What is asked: Scan the listing below. Report each line that includes "Innovación".

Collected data
|---|

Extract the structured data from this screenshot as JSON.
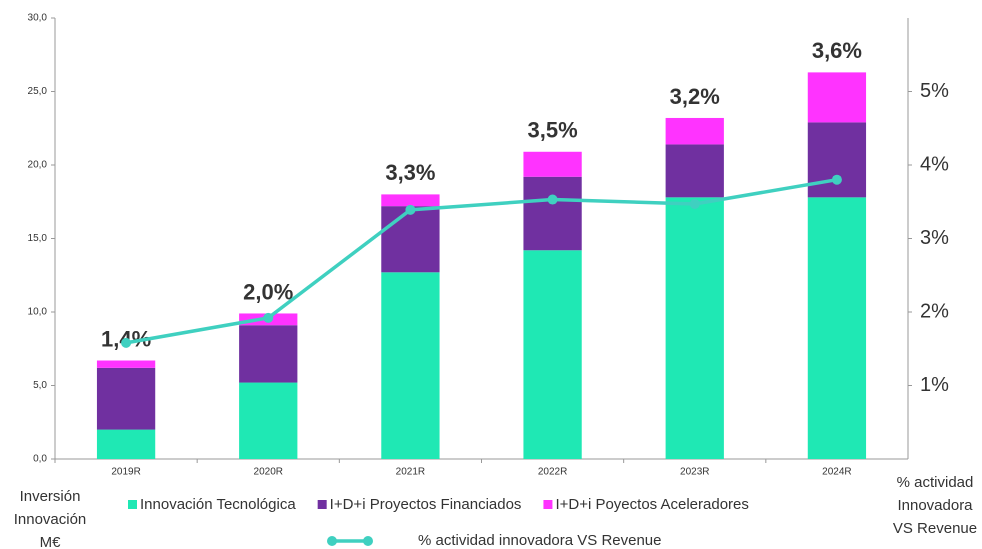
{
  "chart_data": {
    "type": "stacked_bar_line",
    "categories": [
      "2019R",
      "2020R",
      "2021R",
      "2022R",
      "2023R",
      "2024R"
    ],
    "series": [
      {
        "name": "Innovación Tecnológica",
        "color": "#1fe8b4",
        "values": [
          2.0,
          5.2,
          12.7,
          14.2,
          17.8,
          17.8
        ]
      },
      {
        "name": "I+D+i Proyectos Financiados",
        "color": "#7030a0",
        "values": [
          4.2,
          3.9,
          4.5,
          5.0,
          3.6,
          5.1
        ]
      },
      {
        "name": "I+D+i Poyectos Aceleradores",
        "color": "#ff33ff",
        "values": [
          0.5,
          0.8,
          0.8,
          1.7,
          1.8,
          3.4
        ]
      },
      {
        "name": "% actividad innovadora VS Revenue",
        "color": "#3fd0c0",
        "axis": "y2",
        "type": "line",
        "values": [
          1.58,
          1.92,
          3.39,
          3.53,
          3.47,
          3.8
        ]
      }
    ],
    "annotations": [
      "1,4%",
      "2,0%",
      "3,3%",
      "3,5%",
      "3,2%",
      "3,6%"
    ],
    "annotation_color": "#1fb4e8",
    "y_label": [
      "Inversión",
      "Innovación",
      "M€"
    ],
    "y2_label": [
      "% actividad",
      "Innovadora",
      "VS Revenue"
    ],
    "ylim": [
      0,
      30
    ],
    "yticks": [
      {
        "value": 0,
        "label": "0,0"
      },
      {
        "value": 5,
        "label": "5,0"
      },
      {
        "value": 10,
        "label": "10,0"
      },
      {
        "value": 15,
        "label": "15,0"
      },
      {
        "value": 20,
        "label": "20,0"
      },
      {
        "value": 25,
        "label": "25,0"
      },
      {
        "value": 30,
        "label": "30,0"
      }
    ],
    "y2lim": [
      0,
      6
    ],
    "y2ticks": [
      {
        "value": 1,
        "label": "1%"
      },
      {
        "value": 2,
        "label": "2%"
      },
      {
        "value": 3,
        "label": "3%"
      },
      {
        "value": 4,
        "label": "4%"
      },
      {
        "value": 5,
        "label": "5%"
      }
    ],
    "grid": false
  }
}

|---|

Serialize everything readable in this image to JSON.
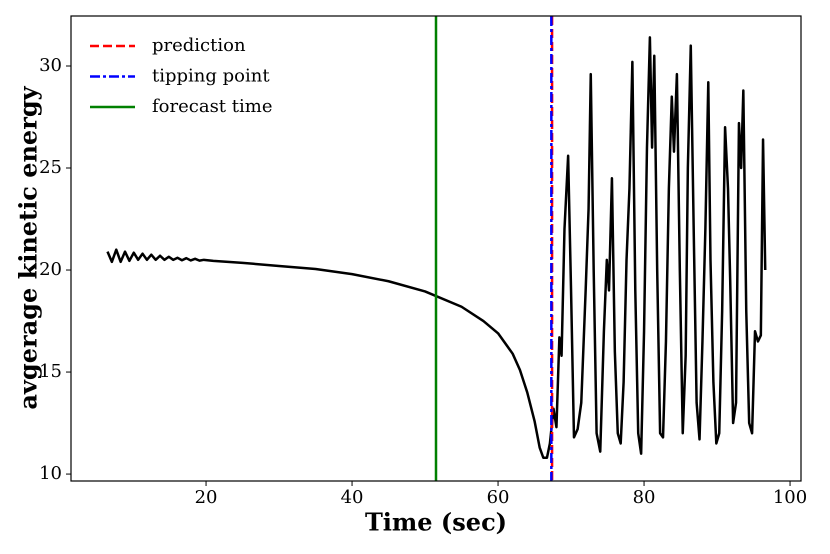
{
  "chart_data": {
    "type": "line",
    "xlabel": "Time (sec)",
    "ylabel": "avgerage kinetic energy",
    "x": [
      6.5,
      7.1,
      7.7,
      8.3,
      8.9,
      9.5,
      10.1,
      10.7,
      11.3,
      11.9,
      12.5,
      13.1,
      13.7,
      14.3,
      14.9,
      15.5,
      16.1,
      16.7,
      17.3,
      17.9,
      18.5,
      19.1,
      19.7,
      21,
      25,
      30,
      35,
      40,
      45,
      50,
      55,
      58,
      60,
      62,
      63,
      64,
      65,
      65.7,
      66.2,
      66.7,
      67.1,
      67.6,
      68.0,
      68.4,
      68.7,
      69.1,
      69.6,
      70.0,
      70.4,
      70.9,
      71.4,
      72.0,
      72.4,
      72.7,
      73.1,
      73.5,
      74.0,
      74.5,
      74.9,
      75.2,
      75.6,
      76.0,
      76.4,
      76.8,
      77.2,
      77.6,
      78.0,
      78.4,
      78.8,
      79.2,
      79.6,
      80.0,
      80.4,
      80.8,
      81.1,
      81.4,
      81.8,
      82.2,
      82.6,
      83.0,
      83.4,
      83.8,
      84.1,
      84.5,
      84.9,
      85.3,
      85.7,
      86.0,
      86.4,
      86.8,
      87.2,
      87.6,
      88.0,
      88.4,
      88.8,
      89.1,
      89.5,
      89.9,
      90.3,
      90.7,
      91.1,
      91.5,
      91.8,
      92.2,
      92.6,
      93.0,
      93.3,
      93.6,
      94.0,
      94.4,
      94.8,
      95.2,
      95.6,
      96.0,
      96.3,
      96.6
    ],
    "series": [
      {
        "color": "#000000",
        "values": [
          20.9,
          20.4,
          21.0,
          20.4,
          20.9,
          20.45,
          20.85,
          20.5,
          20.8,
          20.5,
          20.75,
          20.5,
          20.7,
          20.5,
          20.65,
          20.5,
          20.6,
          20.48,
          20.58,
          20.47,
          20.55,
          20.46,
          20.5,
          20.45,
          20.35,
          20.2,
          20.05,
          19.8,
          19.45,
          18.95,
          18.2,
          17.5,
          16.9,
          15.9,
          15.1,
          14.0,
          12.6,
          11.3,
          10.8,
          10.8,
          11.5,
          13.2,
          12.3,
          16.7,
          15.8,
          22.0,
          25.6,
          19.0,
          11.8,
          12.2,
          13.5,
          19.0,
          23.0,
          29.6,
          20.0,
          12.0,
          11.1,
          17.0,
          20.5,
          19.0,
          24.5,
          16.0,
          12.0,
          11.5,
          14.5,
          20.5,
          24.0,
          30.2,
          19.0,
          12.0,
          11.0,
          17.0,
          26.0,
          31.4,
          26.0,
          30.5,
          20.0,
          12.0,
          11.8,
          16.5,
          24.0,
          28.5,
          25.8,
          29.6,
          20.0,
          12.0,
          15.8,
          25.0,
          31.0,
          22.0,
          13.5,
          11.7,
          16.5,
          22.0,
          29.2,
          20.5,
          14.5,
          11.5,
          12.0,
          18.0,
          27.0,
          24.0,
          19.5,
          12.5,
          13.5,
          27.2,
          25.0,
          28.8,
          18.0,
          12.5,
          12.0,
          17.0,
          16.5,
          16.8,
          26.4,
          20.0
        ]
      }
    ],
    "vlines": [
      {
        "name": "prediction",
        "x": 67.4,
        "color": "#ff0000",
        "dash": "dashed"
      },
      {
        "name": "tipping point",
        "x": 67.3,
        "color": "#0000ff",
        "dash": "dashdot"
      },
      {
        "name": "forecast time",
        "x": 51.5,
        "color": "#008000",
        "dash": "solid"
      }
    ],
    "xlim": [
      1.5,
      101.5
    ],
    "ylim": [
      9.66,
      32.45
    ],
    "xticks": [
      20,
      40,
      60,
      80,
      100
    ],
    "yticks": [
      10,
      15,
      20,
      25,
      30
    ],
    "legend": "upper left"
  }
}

|---|

Response to this task:
        "name": "Innovación Tecnológica",
      "Innovación",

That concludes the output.